◆ GOAL:
How many lines in the records below hold the string "header"? Please answer with the number and nothing more.

◆ RECORDS TO PROCESS:
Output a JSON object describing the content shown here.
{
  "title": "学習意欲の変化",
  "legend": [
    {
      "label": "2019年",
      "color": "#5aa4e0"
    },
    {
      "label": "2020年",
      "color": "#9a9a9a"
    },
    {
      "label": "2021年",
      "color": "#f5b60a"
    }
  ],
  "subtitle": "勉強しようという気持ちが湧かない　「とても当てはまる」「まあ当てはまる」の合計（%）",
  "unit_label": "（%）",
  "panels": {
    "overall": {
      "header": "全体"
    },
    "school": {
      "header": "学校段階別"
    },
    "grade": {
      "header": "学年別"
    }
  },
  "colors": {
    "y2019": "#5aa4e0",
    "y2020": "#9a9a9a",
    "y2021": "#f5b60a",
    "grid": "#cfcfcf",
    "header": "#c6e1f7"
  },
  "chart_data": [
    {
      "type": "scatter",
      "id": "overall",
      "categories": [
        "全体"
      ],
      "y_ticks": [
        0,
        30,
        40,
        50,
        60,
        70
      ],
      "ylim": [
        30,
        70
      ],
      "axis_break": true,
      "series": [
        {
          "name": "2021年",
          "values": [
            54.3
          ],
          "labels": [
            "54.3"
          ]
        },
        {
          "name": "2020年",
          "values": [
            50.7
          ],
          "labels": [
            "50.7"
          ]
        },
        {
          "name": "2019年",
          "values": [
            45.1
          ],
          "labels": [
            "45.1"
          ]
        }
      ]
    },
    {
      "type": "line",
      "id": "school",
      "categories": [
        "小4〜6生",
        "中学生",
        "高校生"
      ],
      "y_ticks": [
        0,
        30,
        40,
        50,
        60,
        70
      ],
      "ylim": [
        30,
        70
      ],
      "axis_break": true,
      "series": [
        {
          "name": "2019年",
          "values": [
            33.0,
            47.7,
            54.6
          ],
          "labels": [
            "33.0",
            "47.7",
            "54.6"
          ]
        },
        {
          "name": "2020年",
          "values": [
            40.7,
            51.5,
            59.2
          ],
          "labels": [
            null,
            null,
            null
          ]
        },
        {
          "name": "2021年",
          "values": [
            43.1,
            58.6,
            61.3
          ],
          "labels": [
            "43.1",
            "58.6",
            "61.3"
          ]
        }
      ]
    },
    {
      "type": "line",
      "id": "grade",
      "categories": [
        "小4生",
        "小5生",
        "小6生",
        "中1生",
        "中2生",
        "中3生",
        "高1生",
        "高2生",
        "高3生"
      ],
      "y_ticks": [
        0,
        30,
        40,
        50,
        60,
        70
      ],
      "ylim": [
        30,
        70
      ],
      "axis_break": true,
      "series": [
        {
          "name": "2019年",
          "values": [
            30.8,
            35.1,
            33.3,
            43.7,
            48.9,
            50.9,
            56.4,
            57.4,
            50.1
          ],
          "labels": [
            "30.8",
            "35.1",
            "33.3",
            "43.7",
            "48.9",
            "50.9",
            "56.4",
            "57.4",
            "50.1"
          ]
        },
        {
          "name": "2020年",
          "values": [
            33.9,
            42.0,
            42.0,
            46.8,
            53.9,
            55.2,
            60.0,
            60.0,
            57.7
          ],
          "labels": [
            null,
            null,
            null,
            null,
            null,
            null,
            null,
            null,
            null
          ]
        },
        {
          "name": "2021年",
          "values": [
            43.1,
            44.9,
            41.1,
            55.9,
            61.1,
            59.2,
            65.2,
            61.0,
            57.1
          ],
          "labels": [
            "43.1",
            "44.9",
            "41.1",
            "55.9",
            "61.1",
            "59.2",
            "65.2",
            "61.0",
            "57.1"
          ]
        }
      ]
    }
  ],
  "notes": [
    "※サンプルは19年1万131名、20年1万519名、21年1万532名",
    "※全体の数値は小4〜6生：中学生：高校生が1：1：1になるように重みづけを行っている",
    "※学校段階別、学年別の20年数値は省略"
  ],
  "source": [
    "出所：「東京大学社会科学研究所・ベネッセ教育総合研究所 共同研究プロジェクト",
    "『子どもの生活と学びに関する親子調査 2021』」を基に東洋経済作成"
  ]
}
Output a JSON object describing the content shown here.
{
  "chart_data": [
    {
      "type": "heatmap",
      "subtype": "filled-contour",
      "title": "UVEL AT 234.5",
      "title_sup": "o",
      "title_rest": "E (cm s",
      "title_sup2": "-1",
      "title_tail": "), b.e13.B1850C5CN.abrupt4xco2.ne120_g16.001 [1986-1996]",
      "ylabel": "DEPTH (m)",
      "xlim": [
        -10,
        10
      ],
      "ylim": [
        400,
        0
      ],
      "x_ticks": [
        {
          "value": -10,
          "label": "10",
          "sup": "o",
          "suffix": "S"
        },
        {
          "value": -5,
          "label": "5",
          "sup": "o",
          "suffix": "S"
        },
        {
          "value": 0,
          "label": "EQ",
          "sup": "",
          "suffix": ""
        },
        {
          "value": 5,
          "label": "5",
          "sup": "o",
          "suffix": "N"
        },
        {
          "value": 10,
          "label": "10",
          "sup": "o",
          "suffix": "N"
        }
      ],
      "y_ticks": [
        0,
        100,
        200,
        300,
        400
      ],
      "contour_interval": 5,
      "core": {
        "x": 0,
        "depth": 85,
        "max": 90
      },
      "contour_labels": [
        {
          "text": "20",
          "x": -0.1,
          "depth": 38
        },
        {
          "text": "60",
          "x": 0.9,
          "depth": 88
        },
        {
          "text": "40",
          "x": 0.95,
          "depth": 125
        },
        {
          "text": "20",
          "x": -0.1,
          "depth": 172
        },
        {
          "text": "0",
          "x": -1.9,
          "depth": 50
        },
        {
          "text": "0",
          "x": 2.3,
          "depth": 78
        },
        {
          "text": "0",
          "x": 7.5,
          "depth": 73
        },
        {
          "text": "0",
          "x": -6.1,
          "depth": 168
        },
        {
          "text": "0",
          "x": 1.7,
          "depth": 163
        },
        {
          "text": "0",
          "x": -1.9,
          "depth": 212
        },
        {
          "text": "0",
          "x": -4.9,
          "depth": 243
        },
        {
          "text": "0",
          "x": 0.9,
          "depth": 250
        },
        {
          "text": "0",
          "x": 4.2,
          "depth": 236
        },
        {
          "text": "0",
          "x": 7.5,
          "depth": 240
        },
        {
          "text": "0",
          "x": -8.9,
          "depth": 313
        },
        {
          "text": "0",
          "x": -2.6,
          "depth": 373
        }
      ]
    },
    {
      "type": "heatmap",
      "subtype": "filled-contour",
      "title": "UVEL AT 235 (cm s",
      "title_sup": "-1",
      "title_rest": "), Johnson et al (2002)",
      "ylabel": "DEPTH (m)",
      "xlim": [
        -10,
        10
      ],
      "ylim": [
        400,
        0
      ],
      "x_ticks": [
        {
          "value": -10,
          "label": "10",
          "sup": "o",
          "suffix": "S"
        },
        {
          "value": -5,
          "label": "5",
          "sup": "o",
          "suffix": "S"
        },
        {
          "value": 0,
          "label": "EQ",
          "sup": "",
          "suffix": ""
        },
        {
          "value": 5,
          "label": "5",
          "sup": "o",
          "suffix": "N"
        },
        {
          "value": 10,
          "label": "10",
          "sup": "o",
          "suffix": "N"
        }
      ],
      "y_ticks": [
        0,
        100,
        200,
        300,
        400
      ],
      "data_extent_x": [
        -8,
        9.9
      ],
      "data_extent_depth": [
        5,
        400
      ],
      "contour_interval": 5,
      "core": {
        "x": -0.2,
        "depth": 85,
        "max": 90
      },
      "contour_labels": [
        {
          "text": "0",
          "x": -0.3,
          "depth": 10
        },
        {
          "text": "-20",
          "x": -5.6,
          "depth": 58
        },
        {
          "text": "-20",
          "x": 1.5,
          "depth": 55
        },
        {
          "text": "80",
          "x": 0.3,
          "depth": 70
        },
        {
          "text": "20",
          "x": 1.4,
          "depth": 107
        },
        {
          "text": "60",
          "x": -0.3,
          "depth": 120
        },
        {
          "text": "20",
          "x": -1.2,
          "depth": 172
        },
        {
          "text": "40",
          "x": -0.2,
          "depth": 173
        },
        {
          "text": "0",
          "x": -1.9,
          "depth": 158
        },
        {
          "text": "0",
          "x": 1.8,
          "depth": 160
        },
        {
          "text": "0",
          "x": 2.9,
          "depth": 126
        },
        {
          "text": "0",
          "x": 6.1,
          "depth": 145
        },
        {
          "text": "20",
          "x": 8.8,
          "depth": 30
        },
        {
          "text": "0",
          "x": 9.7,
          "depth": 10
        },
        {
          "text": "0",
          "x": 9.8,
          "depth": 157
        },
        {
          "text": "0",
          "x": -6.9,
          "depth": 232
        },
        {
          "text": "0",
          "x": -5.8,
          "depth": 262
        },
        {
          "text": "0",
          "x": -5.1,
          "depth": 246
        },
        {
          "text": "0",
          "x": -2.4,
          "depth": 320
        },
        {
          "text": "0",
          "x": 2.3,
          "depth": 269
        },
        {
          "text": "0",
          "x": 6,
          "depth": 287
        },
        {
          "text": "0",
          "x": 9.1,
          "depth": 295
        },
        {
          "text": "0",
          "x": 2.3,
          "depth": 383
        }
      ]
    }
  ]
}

◆ SOLUTION FOR THIS EXERCISE:
4